Exercise task → Rewrite the stretch of records from the start through the line containing "cell-municipio[interactable]: Lajeado (RS)", swapping "interactable" for "clickable" and keeping everything else the same.

Data lines
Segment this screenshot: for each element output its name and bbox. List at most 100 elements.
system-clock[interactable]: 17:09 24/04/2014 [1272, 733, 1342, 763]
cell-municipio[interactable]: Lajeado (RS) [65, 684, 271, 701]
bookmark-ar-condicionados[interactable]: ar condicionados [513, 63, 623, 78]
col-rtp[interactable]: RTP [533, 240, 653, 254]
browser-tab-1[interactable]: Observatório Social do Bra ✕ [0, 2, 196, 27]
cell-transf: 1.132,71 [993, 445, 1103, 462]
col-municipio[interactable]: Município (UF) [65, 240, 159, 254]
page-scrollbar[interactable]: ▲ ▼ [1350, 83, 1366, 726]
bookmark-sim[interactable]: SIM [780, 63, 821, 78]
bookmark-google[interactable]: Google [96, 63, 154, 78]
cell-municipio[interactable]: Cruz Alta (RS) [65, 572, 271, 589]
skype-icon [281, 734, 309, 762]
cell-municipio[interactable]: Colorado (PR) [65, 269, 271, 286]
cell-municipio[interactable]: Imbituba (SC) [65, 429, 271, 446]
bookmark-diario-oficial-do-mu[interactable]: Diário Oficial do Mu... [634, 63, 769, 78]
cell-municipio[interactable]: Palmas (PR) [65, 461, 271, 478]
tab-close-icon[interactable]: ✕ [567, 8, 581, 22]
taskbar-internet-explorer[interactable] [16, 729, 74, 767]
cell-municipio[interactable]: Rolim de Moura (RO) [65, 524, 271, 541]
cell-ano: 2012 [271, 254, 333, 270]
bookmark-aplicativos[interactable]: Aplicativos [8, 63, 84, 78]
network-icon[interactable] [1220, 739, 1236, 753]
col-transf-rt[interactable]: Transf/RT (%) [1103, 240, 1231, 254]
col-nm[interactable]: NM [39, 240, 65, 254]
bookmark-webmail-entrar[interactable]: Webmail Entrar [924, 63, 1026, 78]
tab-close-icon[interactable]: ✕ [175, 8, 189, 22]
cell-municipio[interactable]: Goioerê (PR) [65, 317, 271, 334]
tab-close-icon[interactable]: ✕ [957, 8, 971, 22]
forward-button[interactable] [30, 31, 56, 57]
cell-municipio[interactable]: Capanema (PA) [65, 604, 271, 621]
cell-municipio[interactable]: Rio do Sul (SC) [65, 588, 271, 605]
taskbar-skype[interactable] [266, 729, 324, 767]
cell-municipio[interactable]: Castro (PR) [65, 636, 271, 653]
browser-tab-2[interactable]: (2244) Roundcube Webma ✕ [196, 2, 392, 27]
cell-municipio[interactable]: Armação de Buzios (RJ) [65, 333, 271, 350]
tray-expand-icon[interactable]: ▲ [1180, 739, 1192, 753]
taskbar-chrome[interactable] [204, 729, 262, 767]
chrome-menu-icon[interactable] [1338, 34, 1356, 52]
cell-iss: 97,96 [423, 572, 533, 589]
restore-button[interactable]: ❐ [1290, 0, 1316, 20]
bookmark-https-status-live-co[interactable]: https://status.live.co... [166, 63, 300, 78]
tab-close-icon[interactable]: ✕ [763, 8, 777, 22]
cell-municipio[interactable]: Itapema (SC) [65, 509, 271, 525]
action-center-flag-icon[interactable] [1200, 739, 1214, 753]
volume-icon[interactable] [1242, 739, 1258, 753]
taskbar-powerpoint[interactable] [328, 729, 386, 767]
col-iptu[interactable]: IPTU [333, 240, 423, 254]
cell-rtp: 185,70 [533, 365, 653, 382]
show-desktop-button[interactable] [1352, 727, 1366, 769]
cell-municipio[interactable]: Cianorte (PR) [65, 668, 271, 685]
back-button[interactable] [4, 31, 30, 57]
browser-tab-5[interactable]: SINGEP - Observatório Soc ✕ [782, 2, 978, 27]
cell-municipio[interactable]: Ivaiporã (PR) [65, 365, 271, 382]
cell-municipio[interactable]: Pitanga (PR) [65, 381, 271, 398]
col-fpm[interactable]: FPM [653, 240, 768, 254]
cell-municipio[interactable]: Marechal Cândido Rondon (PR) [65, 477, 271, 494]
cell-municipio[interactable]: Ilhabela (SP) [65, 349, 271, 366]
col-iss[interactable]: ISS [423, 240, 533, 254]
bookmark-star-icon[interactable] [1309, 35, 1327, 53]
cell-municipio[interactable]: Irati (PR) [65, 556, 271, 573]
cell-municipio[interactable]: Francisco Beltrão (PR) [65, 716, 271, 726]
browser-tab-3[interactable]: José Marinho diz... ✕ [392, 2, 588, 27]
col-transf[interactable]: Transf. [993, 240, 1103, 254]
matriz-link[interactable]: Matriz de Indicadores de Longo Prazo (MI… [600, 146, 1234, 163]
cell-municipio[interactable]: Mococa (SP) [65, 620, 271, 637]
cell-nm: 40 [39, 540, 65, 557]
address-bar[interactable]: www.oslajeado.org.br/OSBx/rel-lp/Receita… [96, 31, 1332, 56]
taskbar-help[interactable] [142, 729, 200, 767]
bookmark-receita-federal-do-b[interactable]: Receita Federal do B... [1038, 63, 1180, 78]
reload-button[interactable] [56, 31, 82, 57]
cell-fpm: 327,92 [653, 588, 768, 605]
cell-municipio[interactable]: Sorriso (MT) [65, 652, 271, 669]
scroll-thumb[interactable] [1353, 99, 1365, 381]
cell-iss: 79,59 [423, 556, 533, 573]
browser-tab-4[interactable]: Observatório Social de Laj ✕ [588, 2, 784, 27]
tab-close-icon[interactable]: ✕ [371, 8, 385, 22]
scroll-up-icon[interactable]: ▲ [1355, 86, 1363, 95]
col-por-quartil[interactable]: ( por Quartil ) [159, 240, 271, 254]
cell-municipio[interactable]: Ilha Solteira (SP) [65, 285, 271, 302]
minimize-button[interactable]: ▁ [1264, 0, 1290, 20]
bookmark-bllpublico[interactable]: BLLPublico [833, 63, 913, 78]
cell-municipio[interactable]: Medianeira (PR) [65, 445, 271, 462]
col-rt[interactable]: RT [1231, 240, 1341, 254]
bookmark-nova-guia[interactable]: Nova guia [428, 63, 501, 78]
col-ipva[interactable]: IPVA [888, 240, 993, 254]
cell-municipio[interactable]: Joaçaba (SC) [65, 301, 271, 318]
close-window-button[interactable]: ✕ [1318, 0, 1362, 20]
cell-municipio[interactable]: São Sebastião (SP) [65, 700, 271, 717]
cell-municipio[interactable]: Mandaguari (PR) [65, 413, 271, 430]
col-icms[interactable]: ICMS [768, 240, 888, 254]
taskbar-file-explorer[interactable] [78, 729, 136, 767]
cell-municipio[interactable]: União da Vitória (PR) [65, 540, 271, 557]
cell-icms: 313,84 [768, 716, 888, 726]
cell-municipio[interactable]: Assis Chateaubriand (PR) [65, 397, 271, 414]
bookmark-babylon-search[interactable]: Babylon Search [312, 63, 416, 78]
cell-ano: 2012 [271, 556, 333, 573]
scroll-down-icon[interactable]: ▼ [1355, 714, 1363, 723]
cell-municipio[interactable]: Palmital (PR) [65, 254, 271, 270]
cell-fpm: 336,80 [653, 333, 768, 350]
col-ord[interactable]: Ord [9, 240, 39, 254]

Answer to this exercise →
Segment this screenshot: for each element output its name and bbox. List at most 100 elements.
system-clock[clickable]: 17:09 24/04/2014 [1272, 733, 1342, 763]
cell-municipio[clickable]: Lajeado (RS) [65, 684, 271, 701]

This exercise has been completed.